EXERCISE DETAILS :: Write out every line of the material exactly as it appears.

INFORMATION SHOWN ::

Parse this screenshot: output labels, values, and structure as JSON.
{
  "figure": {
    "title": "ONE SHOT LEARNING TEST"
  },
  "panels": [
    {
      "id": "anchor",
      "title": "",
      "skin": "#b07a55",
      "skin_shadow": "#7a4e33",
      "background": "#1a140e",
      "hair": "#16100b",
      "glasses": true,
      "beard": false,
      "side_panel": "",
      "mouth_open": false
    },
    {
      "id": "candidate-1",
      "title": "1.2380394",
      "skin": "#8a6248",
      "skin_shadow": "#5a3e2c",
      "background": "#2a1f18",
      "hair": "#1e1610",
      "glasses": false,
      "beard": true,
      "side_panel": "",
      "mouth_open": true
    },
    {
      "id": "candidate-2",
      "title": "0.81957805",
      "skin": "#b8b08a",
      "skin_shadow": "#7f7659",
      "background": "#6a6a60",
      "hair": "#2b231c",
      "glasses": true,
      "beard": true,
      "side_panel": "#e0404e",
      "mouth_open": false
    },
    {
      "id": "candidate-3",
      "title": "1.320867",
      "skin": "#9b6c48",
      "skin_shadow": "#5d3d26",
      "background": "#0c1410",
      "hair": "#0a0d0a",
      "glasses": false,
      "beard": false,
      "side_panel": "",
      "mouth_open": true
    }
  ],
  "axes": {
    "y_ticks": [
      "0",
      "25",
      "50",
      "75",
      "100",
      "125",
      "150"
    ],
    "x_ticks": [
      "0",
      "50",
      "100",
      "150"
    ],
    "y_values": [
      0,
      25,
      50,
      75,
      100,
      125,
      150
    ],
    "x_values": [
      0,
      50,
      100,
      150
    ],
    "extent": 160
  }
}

PROBLEM SOLUTION ::
Parse this screenshot: output labels, values, and structure as JSON.
{
  "figure": {
    "title": "ONE SHOT LEARNING TEST"
  },
  "panels": [
    {
      "id": "anchor",
      "title": "",
      "skin": "#b07a55",
      "skin_shadow": "#7a4e33",
      "background": "#1a140e",
      "hair": "#16100b",
      "glasses": true,
      "beard": false,
      "side_panel": "",
      "mouth_open": false
    },
    {
      "id": "candidate-1",
      "title": "1.2380394",
      "skin": "#8a6248",
      "skin_shadow": "#5a3e2c",
      "background": "#2a1f18",
      "hair": "#1e1610",
      "glasses": false,
      "beard": true,
      "side_panel": "",
      "mouth_open": true
    },
    {
      "id": "candidate-2",
      "title": "0.81957805",
      "skin": "#b8b08a",
      "skin_shadow": "#7f7659",
      "background": "#6a6a60",
      "hair": "#2b231c",
      "glasses": true,
      "beard": true,
      "side_panel": "#e0404e",
      "mouth_open": false
    },
    {
      "id": "candidate-3",
      "title": "1.320867",
      "skin": "#9b6c48",
      "skin_shadow": "#5d3d26",
      "background": "#0c1410",
      "hair": "#0a0d0a",
      "glasses": false,
      "beard": false,
      "side_panel": "",
      "mouth_open": true
    }
  ],
  "axes": {
    "y_ticks": [
      "0",
      "25",
      "50",
      "75",
      "100",
      "125",
      "150"
    ],
    "x_ticks": [
      "0",
      "50",
      "100",
      "150"
    ],
    "y_values": [
      0,
      25,
      50,
      75,
      100,
      125,
      150
    ],
    "x_values": [
      0,
      50,
      100,
      150
    ],
    "extent": 160
  }
}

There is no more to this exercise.